AIM OF THE TASK: Output the records exactly. Include every line.
── GIVEN INFORMATION ──
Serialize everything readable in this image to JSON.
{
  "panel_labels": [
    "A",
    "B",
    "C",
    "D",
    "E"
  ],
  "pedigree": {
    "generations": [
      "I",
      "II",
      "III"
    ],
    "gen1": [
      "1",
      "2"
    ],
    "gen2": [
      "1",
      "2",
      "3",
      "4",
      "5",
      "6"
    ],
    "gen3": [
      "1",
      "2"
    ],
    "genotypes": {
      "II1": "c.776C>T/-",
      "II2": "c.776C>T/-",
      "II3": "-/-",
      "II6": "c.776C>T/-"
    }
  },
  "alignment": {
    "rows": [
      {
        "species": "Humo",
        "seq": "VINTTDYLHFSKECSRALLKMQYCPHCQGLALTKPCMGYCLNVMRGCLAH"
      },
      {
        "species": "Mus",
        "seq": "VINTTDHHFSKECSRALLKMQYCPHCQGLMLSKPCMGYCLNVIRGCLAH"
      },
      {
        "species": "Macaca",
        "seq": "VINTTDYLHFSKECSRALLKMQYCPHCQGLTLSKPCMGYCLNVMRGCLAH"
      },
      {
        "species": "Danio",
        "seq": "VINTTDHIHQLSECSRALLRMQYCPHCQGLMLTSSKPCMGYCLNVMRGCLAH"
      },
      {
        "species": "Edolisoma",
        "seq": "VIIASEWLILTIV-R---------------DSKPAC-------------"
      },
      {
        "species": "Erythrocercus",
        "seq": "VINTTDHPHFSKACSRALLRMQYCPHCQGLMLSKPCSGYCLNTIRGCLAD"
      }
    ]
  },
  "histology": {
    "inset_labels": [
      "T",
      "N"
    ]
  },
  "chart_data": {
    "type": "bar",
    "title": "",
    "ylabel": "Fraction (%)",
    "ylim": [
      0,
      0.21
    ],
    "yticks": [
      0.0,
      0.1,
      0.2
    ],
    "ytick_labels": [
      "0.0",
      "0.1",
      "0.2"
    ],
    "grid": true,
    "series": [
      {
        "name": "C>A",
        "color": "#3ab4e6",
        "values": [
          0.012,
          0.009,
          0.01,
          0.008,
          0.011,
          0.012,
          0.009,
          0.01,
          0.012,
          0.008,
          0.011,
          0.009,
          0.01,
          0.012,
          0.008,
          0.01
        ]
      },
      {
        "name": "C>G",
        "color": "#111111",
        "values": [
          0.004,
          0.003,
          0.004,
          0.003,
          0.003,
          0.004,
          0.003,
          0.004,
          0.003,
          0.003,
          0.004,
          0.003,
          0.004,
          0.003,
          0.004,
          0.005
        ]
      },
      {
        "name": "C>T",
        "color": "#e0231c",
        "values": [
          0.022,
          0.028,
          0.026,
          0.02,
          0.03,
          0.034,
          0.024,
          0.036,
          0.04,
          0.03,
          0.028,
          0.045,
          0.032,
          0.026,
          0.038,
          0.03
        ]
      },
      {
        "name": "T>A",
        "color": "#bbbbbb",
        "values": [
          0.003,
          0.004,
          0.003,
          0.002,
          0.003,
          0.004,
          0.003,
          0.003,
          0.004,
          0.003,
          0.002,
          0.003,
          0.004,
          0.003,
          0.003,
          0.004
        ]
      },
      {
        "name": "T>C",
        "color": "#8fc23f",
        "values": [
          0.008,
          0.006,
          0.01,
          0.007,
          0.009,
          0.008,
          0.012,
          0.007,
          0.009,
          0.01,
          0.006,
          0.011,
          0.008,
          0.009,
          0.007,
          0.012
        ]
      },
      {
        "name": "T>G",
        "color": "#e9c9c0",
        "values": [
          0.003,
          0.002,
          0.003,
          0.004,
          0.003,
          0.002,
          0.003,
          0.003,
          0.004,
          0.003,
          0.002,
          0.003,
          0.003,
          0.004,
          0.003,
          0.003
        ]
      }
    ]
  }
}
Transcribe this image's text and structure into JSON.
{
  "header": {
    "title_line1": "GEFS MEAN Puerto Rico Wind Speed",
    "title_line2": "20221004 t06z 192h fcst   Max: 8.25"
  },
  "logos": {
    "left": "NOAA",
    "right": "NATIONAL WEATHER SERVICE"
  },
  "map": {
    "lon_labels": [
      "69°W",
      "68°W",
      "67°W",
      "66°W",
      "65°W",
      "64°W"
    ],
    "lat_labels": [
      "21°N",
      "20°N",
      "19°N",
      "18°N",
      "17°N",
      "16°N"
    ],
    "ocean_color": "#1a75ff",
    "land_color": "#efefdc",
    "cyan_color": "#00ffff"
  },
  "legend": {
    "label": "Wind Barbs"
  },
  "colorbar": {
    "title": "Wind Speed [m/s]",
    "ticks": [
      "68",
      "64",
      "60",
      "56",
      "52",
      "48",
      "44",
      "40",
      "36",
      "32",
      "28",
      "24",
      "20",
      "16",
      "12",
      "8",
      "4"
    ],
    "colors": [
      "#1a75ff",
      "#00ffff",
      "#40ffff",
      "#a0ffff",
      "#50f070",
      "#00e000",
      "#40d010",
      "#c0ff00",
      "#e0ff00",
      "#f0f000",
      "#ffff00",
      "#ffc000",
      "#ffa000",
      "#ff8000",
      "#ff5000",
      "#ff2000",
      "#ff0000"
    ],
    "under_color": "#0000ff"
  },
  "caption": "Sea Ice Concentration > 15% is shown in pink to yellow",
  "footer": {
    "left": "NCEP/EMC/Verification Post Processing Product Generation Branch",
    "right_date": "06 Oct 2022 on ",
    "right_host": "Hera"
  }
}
───
EXPECTED OUTPUT:
Serialize everything readable in this image to JSON.
{
  "panel_labels": [
    "A",
    "B",
    "C",
    "D",
    "E"
  ],
  "pedigree": {
    "generations": [
      "I",
      "II",
      "III"
    ],
    "gen1": [
      "1",
      "2"
    ],
    "gen2": [
      "1",
      "2",
      "3",
      "4",
      "5",
      "6"
    ],
    "gen3": [
      "1",
      "2"
    ],
    "genotypes": {
      "II1": "c.776C>T/-",
      "II2": "c.776C>T/-",
      "II3": "-/-",
      "II6": "c.776C>T/-"
    }
  },
  "alignment": {
    "rows": [
      {
        "species": "Humo",
        "seq": "VINTTDYLHFSKECSRALLKMQYCPHCQGLALTKPCMGYCLNVMRGCLAH"
      },
      {
        "species": "Mus",
        "seq": "VINTTDHHFSKECSRALLKMQYCPHCQGLMLSKPCMGYCLNVIRGCLAH"
      },
      {
        "species": "Macaca",
        "seq": "VINTTDYLHFSKECSRALLKMQYCPHCQGLTLSKPCMGYCLNVMRGCLAH"
      },
      {
        "species": "Danio",
        "seq": "VINTTDHIHQLSECSRALLRMQYCPHCQGLMLTSSKPCMGYCLNVMRGCLAH"
      },
      {
        "species": "Edolisoma",
        "seq": "VIIASEWLILTIV-R---------------DSKPAC-------------"
      },
      {
        "species": "Erythrocercus",
        "seq": "VINTTDHPHFSKACSRALLRMQYCPHCQGLMLSKPCSGYCLNTIRGCLAD"
      }
    ]
  },
  "histology": {
    "inset_labels": [
      "T",
      "N"
    ]
  },
  "chart_data": {
    "type": "bar",
    "title": "",
    "ylabel": "Fraction (%)",
    "ylim": [
      0,
      0.21
    ],
    "yticks": [
      0.0,
      0.1,
      0.2
    ],
    "ytick_labels": [
      "0.0",
      "0.1",
      "0.2"
    ],
    "grid": true,
    "series": [
      {
        "name": "C>A",
        "color": "#3ab4e6",
        "values": [
          0.012,
          0.009,
          0.01,
          0.008,
          0.011,
          0.012,
          0.009,
          0.01,
          0.012,
          0.008,
          0.011,
          0.009,
          0.01,
          0.012,
          0.008,
          0.01
        ]
      },
      {
        "name": "C>G",
        "color": "#111111",
        "values": [
          0.004,
          0.003,
          0.004,
          0.003,
          0.003,
          0.004,
          0.003,
          0.004,
          0.003,
          0.003,
          0.004,
          0.003,
          0.004,
          0.003,
          0.004,
          0.005
        ]
      },
      {
        "name": "C>T",
        "color": "#e0231c",
        "values": [
          0.022,
          0.028,
          0.026,
          0.02,
          0.03,
          0.034,
          0.024,
          0.036,
          0.04,
          0.03,
          0.028,
          0.045,
          0.032,
          0.026,
          0.038,
          0.03
        ]
      },
      {
        "name": "T>A",
        "color": "#bbbbbb",
        "values": [
          0.003,
          0.004,
          0.003,
          0.002,
          0.003,
          0.004,
          0.003,
          0.003,
          0.004,
          0.003,
          0.002,
          0.003,
          0.004,
          0.003,
          0.003,
          0.004
        ]
      },
      {
        "name": "T>C",
        "color": "#8fc23f",
        "values": [
          0.008,
          0.006,
          0.01,
          0.007,
          0.009,
          0.008,
          0.012,
          0.007,
          0.009,
          0.01,
          0.006,
          0.011,
          0.008,
          0.009,
          0.007,
          0.012
        ]
      },
      {
        "name": "T>G",
        "color": "#e9c9c0",
        "values": [
          0.003,
          0.002,
          0.003,
          0.004,
          0.003,
          0.002,
          0.003,
          0.003,
          0.004,
          0.003,
          0.002,
          0.003,
          0.003,
          0.004,
          0.003,
          0.003
        ]
      }
    ]
  }
}
Transcribe this image's text and structure into JSON.
{
  "header": {
    "title_line1": "GEFS MEAN Puerto Rico Wind Speed",
    "title_line2": "20221004 t06z 192h fcst   Max: 8.25"
  },
  "logos": {
    "left": "NOAA",
    "right": "NATIONAL WEATHER SERVICE"
  },
  "map": {
    "lon_labels": [
      "69°W",
      "68°W",
      "67°W",
      "66°W",
      "65°W",
      "64°W"
    ],
    "lat_labels": [
      "21°N",
      "20°N",
      "19°N",
      "18°N",
      "17°N",
      "16°N"
    ],
    "ocean_color": "#1a75ff",
    "land_color": "#efefdc",
    "cyan_color": "#00ffff"
  },
  "legend": {
    "label": "Wind Barbs"
  },
  "colorbar": {
    "title": "Wind Speed [m/s]",
    "ticks": [
      "68",
      "64",
      "60",
      "56",
      "52",
      "48",
      "44",
      "40",
      "36",
      "32",
      "28",
      "24",
      "20",
      "16",
      "12",
      "8",
      "4"
    ],
    "colors": [
      "#1a75ff",
      "#00ffff",
      "#40ffff",
      "#a0ffff",
      "#50f070",
      "#00e000",
      "#40d010",
      "#c0ff00",
      "#e0ff00",
      "#f0f000",
      "#ffff00",
      "#ffc000",
      "#ffa000",
      "#ff8000",
      "#ff5000",
      "#ff2000",
      "#ff0000"
    ],
    "under_color": "#0000ff"
  },
  "caption": "Sea Ice Concentration > 15% is shown in pink to yellow",
  "footer": {
    "left": "NCEP/EMC/Verification Post Processing Product Generation Branch",
    "right_date": "06 Oct 2022 on ",
    "right_host": "Hera"
  }
}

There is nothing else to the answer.